===== Text excerpt

Chitosan Nanoparticles for Brucellosis Treatment
摘要
Brucellosis presents a notable challenge due to the intracellular persistence and adaptability of Brucella species within macrophages, complicating effective treatment strategies. Nanotechnology-based approaches predominantly CSNPs offer promising strategy for targeted drug delivery and improved therapeutic efficiency. CS and its derivatives serve as advantageous vaccine adjuvants and delivery vehicles, attributed to their significant positive charge and capacity to traverse biological barriers while binding to both drugs and cells. CSNPs have applications in mucosal delivery, especially in nasal administration, serving as mucosal vaccine adjuvants in various species including cattle, rabbits, mice, pigs, and chickens. CSNPs loaded with Brucella abortus (B. abortus) malate dehydrogenase (Mdh) induced pro-inflammatory cytokine production and systemic Immunoglobulin A (IgA) in mice through intranasal administration, demonstrating efficacy in eliciting strong immune responses, particularly against B. abortus infections. The evaluation of antimicrobial properties of CSNPs containing gentamicin through minimum inhibitory concentration (MIC) and minimum bactericidal concentration (MBC) assays demonstrated the efficacy of this formulation in eradicating both B. abortus and Brucella melitensis (B. melitensis) strains. The intraperitoneal administration of N-trimethyl chitosan/urease NPs enhances specific immune responses and increases protective efficacy against B. abortus and B. melitensis. The findings highlight the potential of CSNPs as a novel platform for brucellosis treatment, offering advantages compared to conventional treatment methods.

==========

» **The problem**:
Reproduce the full text on chitosan nanoparticles for brucellosis treatment, word for word. The listing after this text comes from a separate source.

===== Data section

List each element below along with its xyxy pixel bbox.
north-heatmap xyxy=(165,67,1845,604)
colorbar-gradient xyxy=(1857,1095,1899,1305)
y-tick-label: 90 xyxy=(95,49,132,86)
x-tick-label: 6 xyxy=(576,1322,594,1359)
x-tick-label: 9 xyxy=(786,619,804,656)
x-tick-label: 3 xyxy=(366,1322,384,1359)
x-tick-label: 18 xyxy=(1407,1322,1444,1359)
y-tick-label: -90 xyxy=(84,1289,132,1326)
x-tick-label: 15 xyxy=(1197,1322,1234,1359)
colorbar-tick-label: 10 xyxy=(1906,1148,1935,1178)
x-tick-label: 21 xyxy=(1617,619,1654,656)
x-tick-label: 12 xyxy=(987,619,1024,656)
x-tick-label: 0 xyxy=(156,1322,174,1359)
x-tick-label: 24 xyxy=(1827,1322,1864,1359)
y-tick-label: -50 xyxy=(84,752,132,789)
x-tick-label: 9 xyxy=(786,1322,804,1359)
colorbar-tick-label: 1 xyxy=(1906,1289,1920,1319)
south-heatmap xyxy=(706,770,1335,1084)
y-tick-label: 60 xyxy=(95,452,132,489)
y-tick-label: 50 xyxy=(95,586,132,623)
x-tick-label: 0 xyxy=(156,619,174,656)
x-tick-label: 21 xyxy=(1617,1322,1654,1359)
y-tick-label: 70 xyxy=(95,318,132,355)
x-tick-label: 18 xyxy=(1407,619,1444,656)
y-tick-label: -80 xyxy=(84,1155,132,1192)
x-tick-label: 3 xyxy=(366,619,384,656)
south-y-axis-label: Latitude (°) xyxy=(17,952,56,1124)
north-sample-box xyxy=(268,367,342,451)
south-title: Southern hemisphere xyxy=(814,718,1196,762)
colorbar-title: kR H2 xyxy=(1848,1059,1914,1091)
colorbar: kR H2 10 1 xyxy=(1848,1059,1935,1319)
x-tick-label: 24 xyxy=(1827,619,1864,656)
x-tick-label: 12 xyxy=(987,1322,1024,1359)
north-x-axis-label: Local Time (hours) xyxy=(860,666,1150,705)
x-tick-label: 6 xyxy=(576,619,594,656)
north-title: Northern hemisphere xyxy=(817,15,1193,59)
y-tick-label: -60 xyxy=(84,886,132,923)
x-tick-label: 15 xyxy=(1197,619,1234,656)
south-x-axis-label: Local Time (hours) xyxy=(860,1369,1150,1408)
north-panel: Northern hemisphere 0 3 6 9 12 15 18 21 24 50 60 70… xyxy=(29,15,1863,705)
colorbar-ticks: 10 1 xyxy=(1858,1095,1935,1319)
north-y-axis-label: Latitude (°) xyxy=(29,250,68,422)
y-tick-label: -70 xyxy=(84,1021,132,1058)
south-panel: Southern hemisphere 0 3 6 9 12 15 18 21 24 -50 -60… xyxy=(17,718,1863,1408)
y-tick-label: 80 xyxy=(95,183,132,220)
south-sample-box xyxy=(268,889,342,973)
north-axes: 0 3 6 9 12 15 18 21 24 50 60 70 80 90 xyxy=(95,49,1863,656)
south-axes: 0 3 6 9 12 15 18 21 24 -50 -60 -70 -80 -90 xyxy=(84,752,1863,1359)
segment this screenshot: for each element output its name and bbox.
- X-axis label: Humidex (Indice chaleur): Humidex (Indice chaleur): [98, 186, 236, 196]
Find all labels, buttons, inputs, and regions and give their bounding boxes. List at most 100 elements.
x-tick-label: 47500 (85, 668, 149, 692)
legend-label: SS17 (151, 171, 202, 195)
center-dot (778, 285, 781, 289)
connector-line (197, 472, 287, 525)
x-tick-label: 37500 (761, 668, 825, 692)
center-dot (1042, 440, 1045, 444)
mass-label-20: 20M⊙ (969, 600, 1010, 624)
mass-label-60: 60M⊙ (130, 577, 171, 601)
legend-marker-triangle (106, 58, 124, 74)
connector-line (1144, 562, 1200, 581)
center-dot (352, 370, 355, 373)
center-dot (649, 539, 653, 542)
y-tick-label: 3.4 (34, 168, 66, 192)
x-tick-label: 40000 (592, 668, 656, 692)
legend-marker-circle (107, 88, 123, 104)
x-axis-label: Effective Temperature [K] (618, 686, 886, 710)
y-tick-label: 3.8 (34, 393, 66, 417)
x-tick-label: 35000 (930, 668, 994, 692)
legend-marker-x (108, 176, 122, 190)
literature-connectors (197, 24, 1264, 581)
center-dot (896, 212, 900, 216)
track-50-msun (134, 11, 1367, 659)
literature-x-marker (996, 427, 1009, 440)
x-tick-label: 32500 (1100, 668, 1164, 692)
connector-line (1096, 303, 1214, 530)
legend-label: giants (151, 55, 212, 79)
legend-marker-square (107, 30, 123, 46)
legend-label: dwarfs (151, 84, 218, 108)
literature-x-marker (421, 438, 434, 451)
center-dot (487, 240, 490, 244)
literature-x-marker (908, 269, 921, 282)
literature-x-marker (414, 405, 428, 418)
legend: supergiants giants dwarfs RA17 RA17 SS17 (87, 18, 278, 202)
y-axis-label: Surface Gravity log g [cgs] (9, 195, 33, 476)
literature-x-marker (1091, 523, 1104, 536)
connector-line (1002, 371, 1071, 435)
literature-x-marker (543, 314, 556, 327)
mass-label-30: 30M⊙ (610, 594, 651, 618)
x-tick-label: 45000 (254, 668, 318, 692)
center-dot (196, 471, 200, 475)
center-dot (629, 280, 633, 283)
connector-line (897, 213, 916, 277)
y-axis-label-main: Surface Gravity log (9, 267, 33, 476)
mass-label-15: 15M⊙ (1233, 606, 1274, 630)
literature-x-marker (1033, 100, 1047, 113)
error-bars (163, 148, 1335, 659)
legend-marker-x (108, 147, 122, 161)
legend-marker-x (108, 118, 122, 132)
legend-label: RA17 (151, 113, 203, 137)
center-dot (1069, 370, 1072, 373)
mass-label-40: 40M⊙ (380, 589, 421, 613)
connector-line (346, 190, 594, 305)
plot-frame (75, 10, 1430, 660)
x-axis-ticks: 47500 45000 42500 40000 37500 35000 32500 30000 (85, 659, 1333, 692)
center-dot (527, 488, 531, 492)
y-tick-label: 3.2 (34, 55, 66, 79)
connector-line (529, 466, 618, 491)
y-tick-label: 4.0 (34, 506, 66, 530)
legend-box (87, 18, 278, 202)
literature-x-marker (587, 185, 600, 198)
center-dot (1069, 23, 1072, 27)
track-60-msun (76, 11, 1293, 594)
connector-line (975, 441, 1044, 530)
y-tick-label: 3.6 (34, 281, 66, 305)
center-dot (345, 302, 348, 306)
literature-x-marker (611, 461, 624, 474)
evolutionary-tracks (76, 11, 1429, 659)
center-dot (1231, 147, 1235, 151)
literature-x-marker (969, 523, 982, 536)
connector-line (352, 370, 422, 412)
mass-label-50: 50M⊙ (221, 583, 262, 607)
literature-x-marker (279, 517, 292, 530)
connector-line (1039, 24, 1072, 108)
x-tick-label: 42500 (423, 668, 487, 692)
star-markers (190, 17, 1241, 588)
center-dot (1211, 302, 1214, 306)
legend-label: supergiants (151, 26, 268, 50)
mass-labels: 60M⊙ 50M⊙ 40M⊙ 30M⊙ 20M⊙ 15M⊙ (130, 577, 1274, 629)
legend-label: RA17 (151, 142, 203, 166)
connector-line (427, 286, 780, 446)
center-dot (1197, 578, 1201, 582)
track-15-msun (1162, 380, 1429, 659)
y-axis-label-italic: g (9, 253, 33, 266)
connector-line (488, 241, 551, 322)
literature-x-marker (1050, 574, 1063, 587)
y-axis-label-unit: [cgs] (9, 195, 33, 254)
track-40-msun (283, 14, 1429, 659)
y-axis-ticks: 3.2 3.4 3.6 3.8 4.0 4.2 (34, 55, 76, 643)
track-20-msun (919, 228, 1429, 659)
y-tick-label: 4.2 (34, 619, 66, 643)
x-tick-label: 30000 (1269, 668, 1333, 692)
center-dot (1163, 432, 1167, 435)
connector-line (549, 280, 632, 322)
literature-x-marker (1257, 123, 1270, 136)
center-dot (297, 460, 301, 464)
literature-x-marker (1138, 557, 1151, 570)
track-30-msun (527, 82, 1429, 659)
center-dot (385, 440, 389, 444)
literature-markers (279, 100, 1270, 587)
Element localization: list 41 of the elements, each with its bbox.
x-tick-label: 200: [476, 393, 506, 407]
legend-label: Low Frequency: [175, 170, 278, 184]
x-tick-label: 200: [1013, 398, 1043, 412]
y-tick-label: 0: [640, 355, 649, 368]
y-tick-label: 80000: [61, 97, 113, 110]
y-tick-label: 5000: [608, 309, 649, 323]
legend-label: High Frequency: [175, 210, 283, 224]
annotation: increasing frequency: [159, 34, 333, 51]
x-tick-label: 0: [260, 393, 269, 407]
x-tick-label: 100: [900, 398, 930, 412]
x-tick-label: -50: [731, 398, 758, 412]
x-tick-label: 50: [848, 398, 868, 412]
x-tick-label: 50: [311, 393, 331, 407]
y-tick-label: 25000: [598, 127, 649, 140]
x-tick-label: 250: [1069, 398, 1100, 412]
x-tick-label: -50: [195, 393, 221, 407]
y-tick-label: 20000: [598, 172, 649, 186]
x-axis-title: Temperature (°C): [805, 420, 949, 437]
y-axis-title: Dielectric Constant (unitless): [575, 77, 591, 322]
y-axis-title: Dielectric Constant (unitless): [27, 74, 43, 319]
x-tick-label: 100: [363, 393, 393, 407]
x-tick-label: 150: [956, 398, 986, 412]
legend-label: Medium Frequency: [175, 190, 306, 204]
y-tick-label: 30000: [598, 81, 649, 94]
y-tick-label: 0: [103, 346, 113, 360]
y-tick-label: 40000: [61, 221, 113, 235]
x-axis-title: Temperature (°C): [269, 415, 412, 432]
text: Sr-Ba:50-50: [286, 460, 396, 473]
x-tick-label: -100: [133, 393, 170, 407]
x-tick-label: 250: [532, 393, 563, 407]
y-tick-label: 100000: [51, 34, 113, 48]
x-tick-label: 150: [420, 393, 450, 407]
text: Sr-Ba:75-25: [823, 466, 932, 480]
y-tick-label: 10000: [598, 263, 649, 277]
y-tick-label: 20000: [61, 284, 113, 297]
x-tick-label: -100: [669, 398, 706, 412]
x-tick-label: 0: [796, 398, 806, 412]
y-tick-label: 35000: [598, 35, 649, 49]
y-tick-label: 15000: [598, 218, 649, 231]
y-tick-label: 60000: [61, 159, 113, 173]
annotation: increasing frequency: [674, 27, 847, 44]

==========

» **Written response**:
Chitosan Nanoparticles for Brucellosis Treatment
摘要
Brucellosis presents a notable challenge due to the intracellular persistence and adaptability of Brucella species within macrophages, complicating effective treatment strategies. Nanotechnology-based approaches predominantly CSNPs offer promising strategy for targeted drug delivery and improved therapeutic efficiency. CS and its derivatives serve as advantageous vaccine adjuvants and delivery vehicles, attributed to their significant positive charge and capacity to traverse biological barriers while binding to both drugs and cells. CSNPs have applications in mucosal delivery, especially in nasal administration, serving as mucosal vaccine adjuvants in various species including cattle, rabbits, mice, pigs, and chickens. CSNPs loaded with Brucella abortus (B. abortus) malate dehydrogenase (Mdh) induced pro-inflammatory cytokine production and systemic Immunoglobulin A (IgA) in mice through intranasal administration, demonstrating efficacy in eliciting strong immune responses, particularly against B. abortus infections. The evaluation of antimicrobial properties of CSNPs containing gentamicin through minimum inhibitory concentration (MIC) and minimum bactericidal concentration (MBC) assays demonstrated the efficacy of this formulation in eradicating both B. abortus and Brucella melitensis (B. melitensis) strains. The intraperitoneal administration of N-trimethyl chitosan/urease NPs enhances specific immune responses and increases protective efficacy against B. abortus and B. melitensis. The findings highlight the potential of CSNPs as a novel platform for brucellosis treatment, offering advantages compared to conventional treatment methods.